• What needs to be done
Please say how many lines in the entries below hold the string "upon", with no other words.

• Input data

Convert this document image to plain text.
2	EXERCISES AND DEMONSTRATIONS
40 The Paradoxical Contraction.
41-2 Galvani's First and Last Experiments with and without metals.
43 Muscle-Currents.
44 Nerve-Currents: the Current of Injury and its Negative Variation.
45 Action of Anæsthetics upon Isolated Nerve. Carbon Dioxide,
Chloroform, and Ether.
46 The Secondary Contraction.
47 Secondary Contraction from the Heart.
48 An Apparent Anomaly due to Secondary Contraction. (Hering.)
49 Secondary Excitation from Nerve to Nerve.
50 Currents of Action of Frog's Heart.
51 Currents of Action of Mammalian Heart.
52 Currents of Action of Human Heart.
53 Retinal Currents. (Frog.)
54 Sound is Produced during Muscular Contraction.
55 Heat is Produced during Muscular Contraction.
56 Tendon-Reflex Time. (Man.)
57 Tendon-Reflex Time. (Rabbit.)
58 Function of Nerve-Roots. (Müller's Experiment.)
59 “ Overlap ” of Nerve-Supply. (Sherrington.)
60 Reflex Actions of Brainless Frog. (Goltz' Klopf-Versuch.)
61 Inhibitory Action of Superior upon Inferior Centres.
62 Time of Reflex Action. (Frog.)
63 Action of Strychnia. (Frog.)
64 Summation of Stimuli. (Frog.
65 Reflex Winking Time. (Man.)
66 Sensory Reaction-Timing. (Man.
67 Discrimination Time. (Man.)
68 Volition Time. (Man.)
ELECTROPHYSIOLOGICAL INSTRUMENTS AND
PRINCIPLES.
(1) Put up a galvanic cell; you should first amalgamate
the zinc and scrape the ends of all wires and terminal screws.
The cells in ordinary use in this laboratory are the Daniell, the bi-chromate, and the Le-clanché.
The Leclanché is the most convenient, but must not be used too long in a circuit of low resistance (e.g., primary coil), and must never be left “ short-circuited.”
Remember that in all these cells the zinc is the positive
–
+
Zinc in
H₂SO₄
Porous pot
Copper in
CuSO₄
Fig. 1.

• Task output
2